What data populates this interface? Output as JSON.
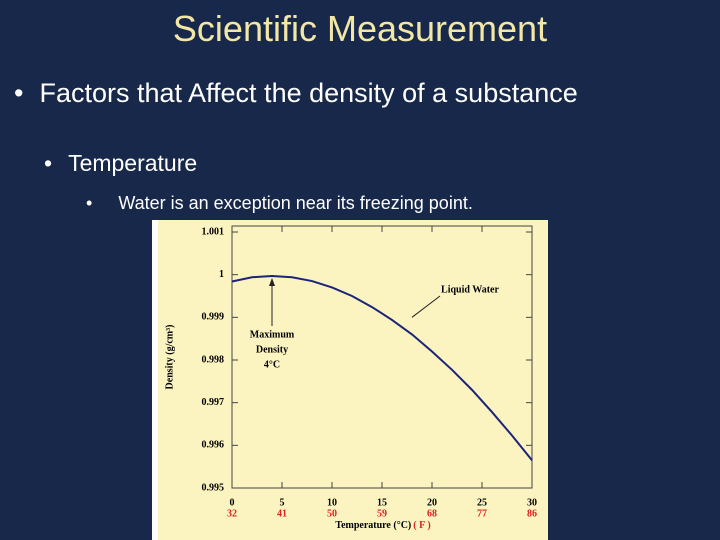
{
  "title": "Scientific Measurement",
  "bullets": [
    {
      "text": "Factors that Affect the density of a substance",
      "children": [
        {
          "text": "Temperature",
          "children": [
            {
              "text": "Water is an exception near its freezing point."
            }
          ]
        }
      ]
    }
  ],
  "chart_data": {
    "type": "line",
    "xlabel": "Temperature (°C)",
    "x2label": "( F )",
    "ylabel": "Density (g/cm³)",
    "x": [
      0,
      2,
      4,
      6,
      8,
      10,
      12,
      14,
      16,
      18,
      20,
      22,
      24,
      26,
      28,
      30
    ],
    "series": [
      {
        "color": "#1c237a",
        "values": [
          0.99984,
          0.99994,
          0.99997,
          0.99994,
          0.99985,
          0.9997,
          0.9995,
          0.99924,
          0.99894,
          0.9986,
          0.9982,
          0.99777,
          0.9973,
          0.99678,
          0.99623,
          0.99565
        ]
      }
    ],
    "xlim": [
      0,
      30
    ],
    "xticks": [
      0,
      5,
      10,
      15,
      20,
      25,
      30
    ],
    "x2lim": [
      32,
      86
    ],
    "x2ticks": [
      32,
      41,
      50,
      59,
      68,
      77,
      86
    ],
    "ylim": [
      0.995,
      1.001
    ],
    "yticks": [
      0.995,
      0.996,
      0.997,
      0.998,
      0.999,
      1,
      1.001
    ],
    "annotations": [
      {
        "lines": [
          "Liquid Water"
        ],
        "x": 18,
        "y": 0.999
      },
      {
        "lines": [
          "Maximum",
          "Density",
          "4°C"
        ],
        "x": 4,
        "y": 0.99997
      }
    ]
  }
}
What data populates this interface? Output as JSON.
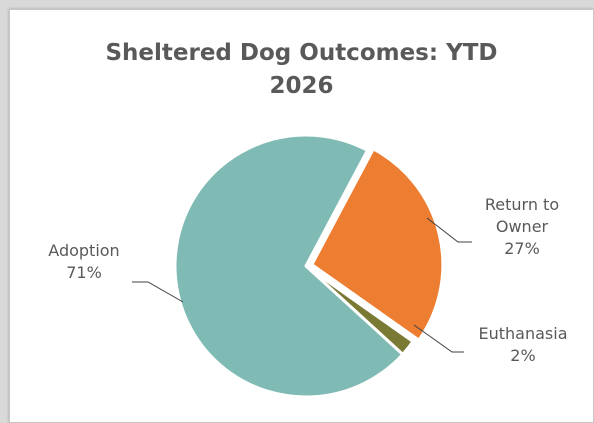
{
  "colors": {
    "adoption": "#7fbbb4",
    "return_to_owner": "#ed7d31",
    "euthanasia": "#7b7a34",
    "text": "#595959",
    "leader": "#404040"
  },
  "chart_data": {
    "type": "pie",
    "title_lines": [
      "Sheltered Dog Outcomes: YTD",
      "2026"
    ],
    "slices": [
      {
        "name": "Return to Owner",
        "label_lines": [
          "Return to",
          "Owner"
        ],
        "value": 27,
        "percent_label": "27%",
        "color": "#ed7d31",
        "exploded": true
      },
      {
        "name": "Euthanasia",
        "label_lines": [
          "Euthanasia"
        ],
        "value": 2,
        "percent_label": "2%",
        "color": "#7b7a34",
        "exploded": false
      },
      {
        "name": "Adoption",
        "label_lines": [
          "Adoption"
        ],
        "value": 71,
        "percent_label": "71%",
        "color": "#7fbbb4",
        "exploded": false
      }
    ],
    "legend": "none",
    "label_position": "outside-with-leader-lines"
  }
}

════════════════

#### [Short exercise]
Return all of the entries exactly as written, but drop any pictures they hold.

#### [Full answer]
What data populates this interface? Output as JSON.
{
  "title": "Scientific Measurement",
  "bullets": [
    {
      "text": "Factors that Affect the density of a substance",
      "children": [
        {
          "text": "Temperature",
          "children": [
            {
              "text": "Water is an exception near its freezing point."
            }
          ]
        }
      ]
    }
  ],
  "chart_data": {
    "type": "line",
    "xlabel": "Temperature (°C)",
    "x2label": "( F )",
    "ylabel": "Density (g/cm³)",
    "x": [
      0,
      2,
      4,
      6,
      8,
      10,
      12,
      14,
      16,
      18,
      20,
      22,
      24,
      26,
      28,
      30
    ],
    "series": [
      {
        "color": "#1c237a",
        "values": [
          0.99984,
          0.99994,
          0.99997,
          0.99994,
          0.99985,
          0.9997,
          0.9995,
          0.99924,
          0.99894,
          0.9986,
          0.9982,
          0.99777,
          0.9973,
          0.99678,
          0.99623,
          0.99565
        ]
      }
    ],
    "xlim": [
      0,
      30
    ],
    "xticks": [
      0,
      5,
      10,
      15,
      20,
      25,
      30
    ],
    "x2lim": [
      32,
      86
    ],
    "x2ticks": [
      32,
      41,
      50,
      59,
      68,
      77,
      86
    ],
    "ylim": [
      0.995,
      1.001
    ],
    "yticks": [
      0.995,
      0.996,
      0.997,
      0.998,
      0.999,
      1,
      1.001
    ],
    "annotations": [
      {
        "lines": [
          "Liquid Water"
        ],
        "x": 18,
        "y": 0.999
      },
      {
        "lines": [
          "Maximum",
          "Density",
          "4°C"
        ],
        "x": 4,
        "y": 0.99997
      }
    ]
  }
}
What data populates this interface? Output as JSON.
{
  "colors": {
    "adoption": "#7fbbb4",
    "return_to_owner": "#ed7d31",
    "euthanasia": "#7b7a34",
    "text": "#595959",
    "leader": "#404040"
  },
  "chart_data": {
    "type": "pie",
    "title_lines": [
      "Sheltered Dog Outcomes: YTD",
      "2026"
    ],
    "slices": [
      {
        "name": "Return to Owner",
        "label_lines": [
          "Return to",
          "Owner"
        ],
        "value": 27,
        "percent_label": "27%",
        "color": "#ed7d31",
        "exploded": true
      },
      {
        "name": "Euthanasia",
        "label_lines": [
          "Euthanasia"
        ],
        "value": 2,
        "percent_label": "2%",
        "color": "#7b7a34",
        "exploded": false
      },
      {
        "name": "Adoption",
        "label_lines": [
          "Adoption"
        ],
        "value": 71,
        "percent_label": "71%",
        "color": "#7fbbb4",
        "exploded": false
      }
    ],
    "legend": "none",
    "label_position": "outside-with-leader-lines"
  }
}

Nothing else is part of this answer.